Return every one of the records below line for line without changing anything, but leave out the pictures.

*** Provided material

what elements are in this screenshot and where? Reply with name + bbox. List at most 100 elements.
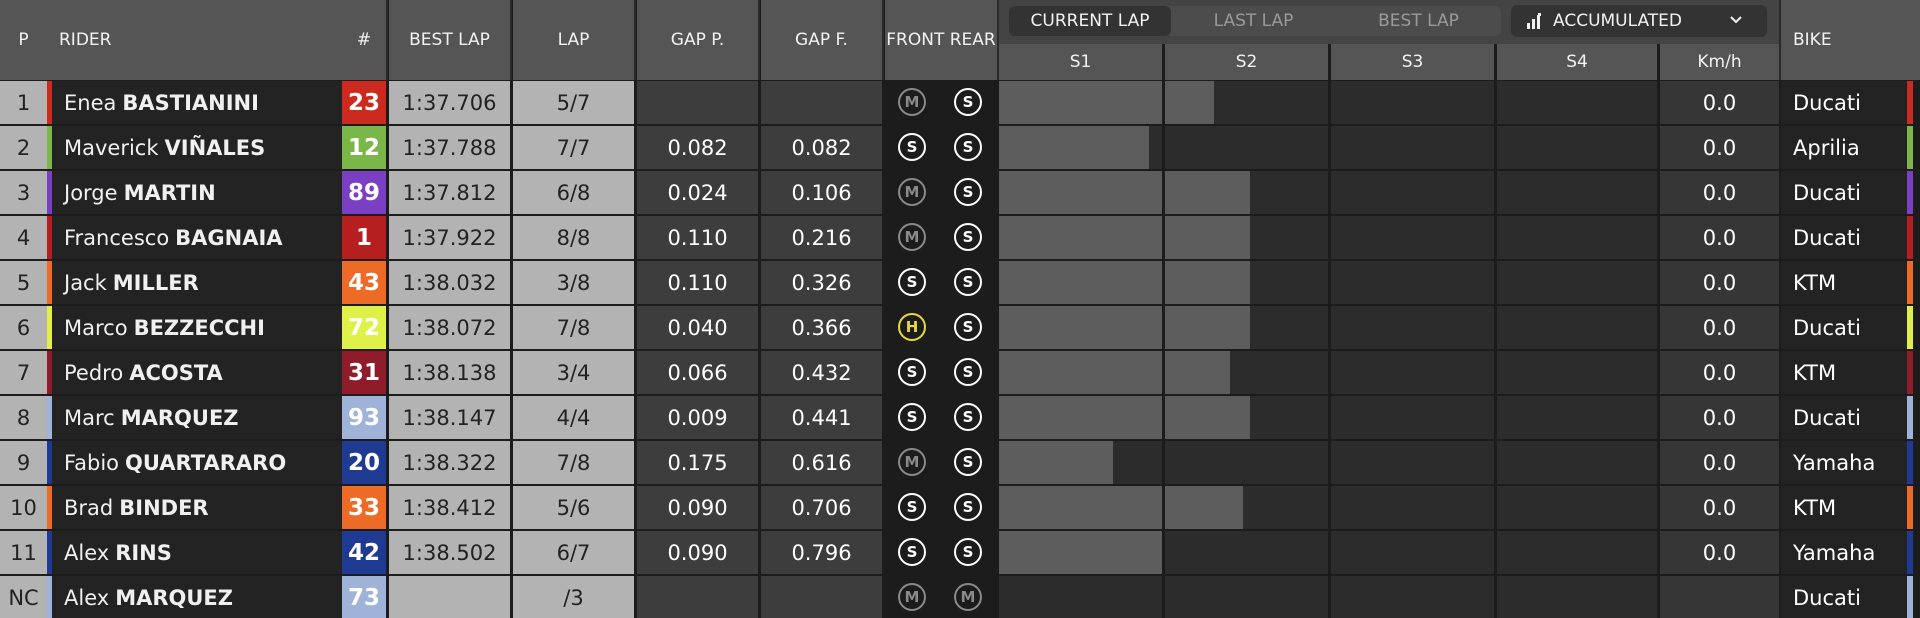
bike-cell: Yamaha	[1781, 531, 1907, 574]
tab-current-lap[interactable]: CURRENT LAP	[1009, 6, 1171, 36]
col-gap-f-header[interactable]: GAP F.	[761, 0, 882, 80]
rider-name[interactable]: Fabio QUARTARARO	[52, 441, 342, 484]
col-gap-p-header[interactable]: GAP P.	[637, 0, 758, 80]
sector-progress-bar	[999, 261, 1162, 304]
gap-previous-cell: 0.024	[637, 171, 758, 214]
position-cell: 6	[0, 306, 47, 349]
rider-last-name: QUARTARARO	[125, 450, 287, 475]
speed-cell: 0.0	[1660, 261, 1779, 304]
col-kmh-header[interactable]: Km/h	[1660, 44, 1779, 80]
table-row[interactable]: 6 Marco BEZZECCHI 72 1:38.072 7/8 0.040 0.366 H S…	[0, 306, 1920, 351]
table-row[interactable]: 7 Pedro ACOSTA 31 1:38.138 3/4 0.066 0.432 S S 0.0…	[0, 351, 1920, 396]
position-cell: NC	[0, 576, 47, 618]
col-position-header[interactable]: P	[0, 0, 47, 80]
rider-name[interactable]: Francesco BAGNAIA	[52, 216, 342, 259]
table-row[interactable]: 10 Brad BINDER 33 1:38.412 5/6 0.090 0.706 S S 0.0…	[0, 486, 1920, 531]
best-lap-cell: 1:38.032	[389, 261, 510, 304]
col-s1-header[interactable]: S1	[999, 44, 1162, 80]
table-row[interactable]: 4 Francesco BAGNAIA 1 1:37.922 8/8 0.110 0.216 M…	[0, 216, 1920, 261]
bike-cell: Ducati	[1781, 396, 1907, 439]
rider-name[interactable]: Jorge MARTIN	[52, 171, 342, 214]
team-color-stripe-right	[1907, 396, 1913, 439]
col-bike-header[interactable]: BIKE	[1781, 0, 1920, 80]
team-color-stripe-right	[1907, 306, 1913, 349]
position-cell: 9	[0, 441, 47, 484]
col-rider-header[interactable]: RIDER	[47, 0, 342, 80]
front-tyre-icon: M	[898, 88, 926, 116]
sector-progress-bar	[1165, 396, 1250, 439]
sector-progress-bar	[999, 81, 1162, 124]
team-color-stripe-right	[1907, 216, 1913, 259]
gap-first-cell: 0.216	[761, 216, 882, 259]
sector-2-cell	[1165, 351, 1328, 394]
rear-tyre-icon: S	[954, 358, 982, 386]
col-lap-header[interactable]: LAP	[513, 0, 634, 80]
lap-count-cell: 7/7	[513, 126, 634, 169]
best-lap-cell: 1:38.072	[389, 306, 510, 349]
rider-name[interactable]: Brad BINDER	[52, 486, 342, 529]
table-row[interactable]: 11 Alex RINS 42 1:38.502 6/7 0.090 0.796 S S 0.0 Ya…	[0, 531, 1920, 576]
table-row[interactable]: 2 Maverick VIÑALES 12 1:37.788 7/7 0.082 0.082 S…	[0, 126, 1920, 171]
best-lap-cell: 1:38.322	[389, 441, 510, 484]
position-cell: 11	[0, 531, 47, 574]
sector-3-cell	[1331, 261, 1494, 304]
sector-progress-bar	[999, 351, 1162, 394]
sector-3-cell	[1331, 126, 1494, 169]
col-number-header[interactable]: #	[342, 0, 386, 80]
tyre-compounds: HS	[885, 306, 997, 349]
tyre-compounds: MM	[885, 576, 997, 618]
sector-1-cell	[999, 306, 1162, 349]
col-best-lap-header[interactable]: BEST LAP	[389, 0, 510, 80]
sector-3-cell	[1331, 306, 1494, 349]
tab-best-lap[interactable]: BEST LAP	[1336, 6, 1501, 36]
rider-last-name: BASTIANINI	[122, 90, 259, 115]
table-row[interactable]: 5 Jack MILLER 43 1:38.032 3/8 0.110 0.326 S S 0.0 K…	[0, 261, 1920, 306]
table-row[interactable]: 1 Enea BASTIANINI 23 1:37.706 5/7 M S 0.0 Ducati	[0, 81, 1920, 126]
rider-name[interactable]: Pedro ACOSTA	[52, 351, 342, 394]
rider-name[interactable]: Enea BASTIANINI	[52, 81, 342, 124]
rider-first-name: Alex	[64, 585, 110, 610]
sector-1-cell	[999, 576, 1162, 618]
rider-last-name: MARQUEZ	[115, 585, 233, 610]
table-row[interactable]: 8 Marc MARQUEZ 93 1:38.147 4/4 0.009 0.441 S S 0.0…	[0, 396, 1920, 441]
rider-last-name: ACOSTA	[129, 360, 223, 385]
rider-name[interactable]: Marc MARQUEZ	[52, 396, 342, 439]
rear-tyre-icon: S	[954, 178, 982, 206]
rider-number-badge: 20	[342, 441, 386, 484]
rider-number-badge: 72	[342, 306, 386, 349]
col-s4-header[interactable]: S4	[1497, 44, 1657, 80]
sector-progress-bar	[999, 486, 1162, 529]
front-tyre-icon: S	[898, 358, 926, 386]
tyre-compounds: SS	[885, 261, 997, 304]
sector-progress-bar	[999, 216, 1162, 259]
rear-tyre-icon: S	[954, 448, 982, 476]
rider-number-badge: 42	[342, 531, 386, 574]
gap-previous-cell: 0.009	[637, 396, 758, 439]
rider-name[interactable]: Alex MARQUEZ	[52, 576, 342, 618]
col-s3-header[interactable]: S3	[1331, 44, 1494, 80]
best-lap-cell: 1:37.812	[389, 171, 510, 214]
rider-last-name: MARQUEZ	[120, 405, 239, 430]
sector-1-cell	[999, 81, 1162, 124]
sector-3-cell	[1331, 486, 1494, 529]
rider-name[interactable]: Maverick VIÑALES	[52, 126, 342, 169]
table-row[interactable]: 3 Jorge MARTIN 89 1:37.812 6/8 0.024 0.106 M S 0.0…	[0, 171, 1920, 216]
rider-first-name: Fabio	[64, 450, 120, 475]
col-s2-header[interactable]: S2	[1165, 44, 1328, 80]
front-tyre-icon: S	[898, 538, 926, 566]
best-lap-cell: 1:37.922	[389, 216, 510, 259]
rider-name[interactable]: Marco BEZZECCHI	[52, 306, 342, 349]
tab-last-lap[interactable]: LAST LAP	[1171, 6, 1336, 36]
gap-first-cell	[761, 576, 882, 618]
rider-name[interactable]: Jack MILLER	[52, 261, 342, 304]
position-cell: 1	[0, 81, 47, 124]
table-row[interactable]: 9 Fabio QUARTARARO 20 1:38.322 7/8 0.175 0.616 M…	[0, 441, 1920, 486]
lap-count-cell: 7/8	[513, 441, 634, 484]
table-row[interactable]: NC Alex MARQUEZ 73/3 M M Ducati	[0, 576, 1920, 618]
front-tyre-icon: M	[898, 583, 926, 611]
bike-cell: Ducati	[1781, 81, 1907, 124]
rider-name[interactable]: Alex RINS	[52, 531, 342, 574]
accumulated-select[interactable]: ACCUMULATED	[1511, 5, 1767, 37]
rider-last-name: BEZZECCHI	[133, 315, 265, 340]
rider-number-badge: 73	[342, 576, 386, 618]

******

Correct output:
what elements are in this screenshot and where? Reply with name + bbox. List at most 100 elements.
bike-cell: Yamaha	[1781, 531, 1907, 574]
tab-current-lap[interactable]: CURRENT LAP	[1009, 6, 1171, 36]
col-gap-f-header[interactable]: GAP F.	[761, 0, 882, 80]
rider-name[interactable]: Fabio QUARTARARO	[52, 441, 342, 484]
col-gap-p-header[interactable]: GAP P.	[637, 0, 758, 80]
sector-progress-bar	[999, 261, 1162, 304]
gap-previous-cell: 0.024	[637, 171, 758, 214]
position-cell: 6	[0, 306, 47, 349]
rider-last-name: QUARTARARO	[125, 450, 287, 475]
speed-cell: 0.0	[1660, 261, 1779, 304]
col-kmh-header[interactable]: Km/h	[1660, 44, 1779, 80]
table-row[interactable]: 6 Marco BEZZECCHI 72 1:38.072 7/8 0.040 0.366 H S…	[0, 306, 1920, 351]
table-row[interactable]: 7 Pedro ACOSTA 31 1:38.138 3/4 0.066 0.432 S S 0.0…	[0, 351, 1920, 396]
position-cell: NC	[0, 576, 47, 618]
col-position-header[interactable]: P	[0, 0, 47, 80]
rider-name[interactable]: Francesco BAGNAIA	[52, 216, 342, 259]
table-row[interactable]: 10 Brad BINDER 33 1:38.412 5/6 0.090 0.706 S S 0.0…	[0, 486, 1920, 531]
best-lap-cell: 1:38.032	[389, 261, 510, 304]
col-s1-header[interactable]: S1	[999, 44, 1162, 80]
table-row[interactable]: 4 Francesco BAGNAIA 1 1:37.922 8/8 0.110 0.216 M…	[0, 216, 1920, 261]
bike-cell: Ducati	[1781, 396, 1907, 439]
rider-name[interactable]: Jorge MARTIN	[52, 171, 342, 214]
team-color-stripe-right	[1907, 396, 1913, 439]
col-bike-header[interactable]: BIKE	[1781, 0, 1920, 80]
team-color-stripe-right	[1907, 306, 1913, 349]
position-cell: 9	[0, 441, 47, 484]
col-rider-header[interactable]: RIDER	[47, 0, 342, 80]
front-tyre-icon: M	[898, 88, 926, 116]
sector-progress-bar	[1165, 396, 1250, 439]
sector-progress-bar	[999, 81, 1162, 124]
team-color-stripe-right	[1907, 216, 1913, 259]
gap-first-cell: 0.216	[761, 216, 882, 259]
sector-2-cell	[1165, 351, 1328, 394]
rear-tyre-icon: S	[954, 358, 982, 386]
col-lap-header[interactable]: LAP	[513, 0, 634, 80]
lap-count-cell: 7/7	[513, 126, 634, 169]
best-lap-cell: 1:38.072	[389, 306, 510, 349]
rider-name[interactable]: Brad BINDER	[52, 486, 342, 529]
table-row[interactable]: 11 Alex RINS 42 1:38.502 6/7 0.090 0.796 S S 0.0 Ya…	[0, 531, 1920, 576]
table-row[interactable]: 2 Maverick VIÑALES 12 1:37.788 7/7 0.082 0.082 S…	[0, 126, 1920, 171]
best-lap-cell: 1:38.322	[389, 441, 510, 484]
position-cell: 11	[0, 531, 47, 574]
sector-3-cell	[1331, 261, 1494, 304]
sector-progress-bar	[999, 351, 1162, 394]
sector-3-cell	[1331, 126, 1494, 169]
col-number-header[interactable]: #	[342, 0, 386, 80]
tyre-compounds: HS	[885, 306, 997, 349]
tyre-compounds: MM	[885, 576, 997, 618]
sector-1-cell	[999, 306, 1162, 349]
col-best-lap-header[interactable]: BEST LAP	[389, 0, 510, 80]
sector-3-cell	[1331, 306, 1494, 349]
tab-best-lap[interactable]: BEST LAP	[1336, 6, 1501, 36]
rider-last-name: BASTIANINI	[122, 90, 259, 115]
table-row[interactable]: 5 Jack MILLER 43 1:38.032 3/8 0.110 0.326 S S 0.0 K…	[0, 261, 1920, 306]
table-row[interactable]: 1 Enea BASTIANINI 23 1:37.706 5/7 M S 0.0 Ducati	[0, 81, 1920, 126]
rider-name[interactable]: Pedro ACOSTA	[52, 351, 342, 394]
rider-name[interactable]: Enea BASTIANINI	[52, 81, 342, 124]
rider-first-name: Alex	[64, 585, 110, 610]
sector-1-cell	[999, 576, 1162, 618]
rider-last-name: MARQUEZ	[115, 585, 233, 610]
table-row[interactable]: 8 Marc MARQUEZ 93 1:38.147 4/4 0.009 0.441 S S 0.0…	[0, 396, 1920, 441]
rider-last-name: ACOSTA	[129, 360, 223, 385]
rider-name[interactable]: Marc MARQUEZ	[52, 396, 342, 439]
rear-tyre-icon: S	[954, 178, 982, 206]
rider-number-badge: 20	[342, 441, 386, 484]
rider-number-badge: 72	[342, 306, 386, 349]
col-s4-header[interactable]: S4	[1497, 44, 1657, 80]
sector-progress-bar	[999, 486, 1162, 529]
front-tyre-icon: S	[898, 358, 926, 386]
tyre-compounds: SS	[885, 261, 997, 304]
sector-progress-bar	[999, 216, 1162, 259]
rear-tyre-icon: S	[954, 448, 982, 476]
rider-number-badge: 42	[342, 531, 386, 574]
gap-previous-cell: 0.009	[637, 396, 758, 439]
rider-name[interactable]: Alex MARQUEZ	[52, 576, 342, 618]
col-s3-header[interactable]: S3	[1331, 44, 1494, 80]
best-lap-cell: 1:37.812	[389, 171, 510, 214]
rider-last-name: MARQUEZ	[120, 405, 239, 430]
sector-1-cell	[999, 81, 1162, 124]
sector-3-cell	[1331, 486, 1494, 529]
rider-name[interactable]: Maverick VIÑALES	[52, 126, 342, 169]
table-row[interactable]: 3 Jorge MARTIN 89 1:37.812 6/8 0.024 0.106 M S 0.0…	[0, 171, 1920, 216]
rider-first-name: Fabio	[64, 450, 120, 475]
col-s2-header[interactable]: S2	[1165, 44, 1328, 80]
front-tyre-icon: S	[898, 538, 926, 566]
best-lap-cell: 1:37.922	[389, 216, 510, 259]
rider-name[interactable]: Marco BEZZECCHI	[52, 306, 342, 349]
tab-last-lap[interactable]: LAST LAP	[1171, 6, 1336, 36]
gap-first-cell	[761, 576, 882, 618]
rider-name[interactable]: Jack MILLER	[52, 261, 342, 304]
position-cell: 1	[0, 81, 47, 124]
table-row[interactable]: 9 Fabio QUARTARARO 20 1:38.322 7/8 0.175 0.616 M…	[0, 441, 1920, 486]
lap-count-cell: 7/8	[513, 441, 634, 484]
table-row[interactable]: NC Alex MARQUEZ 73/3 M M Ducati	[0, 576, 1920, 618]
front-tyre-icon: M	[898, 583, 926, 611]
bike-cell: Ducati	[1781, 81, 1907, 124]
rider-name[interactable]: Alex RINS	[52, 531, 342, 574]
accumulated-select[interactable]: ACCUMULATED	[1511, 5, 1767, 37]
rider-last-name: BEZZECCHI	[133, 315, 265, 340]
rider-number-badge: 73	[342, 576, 386, 618]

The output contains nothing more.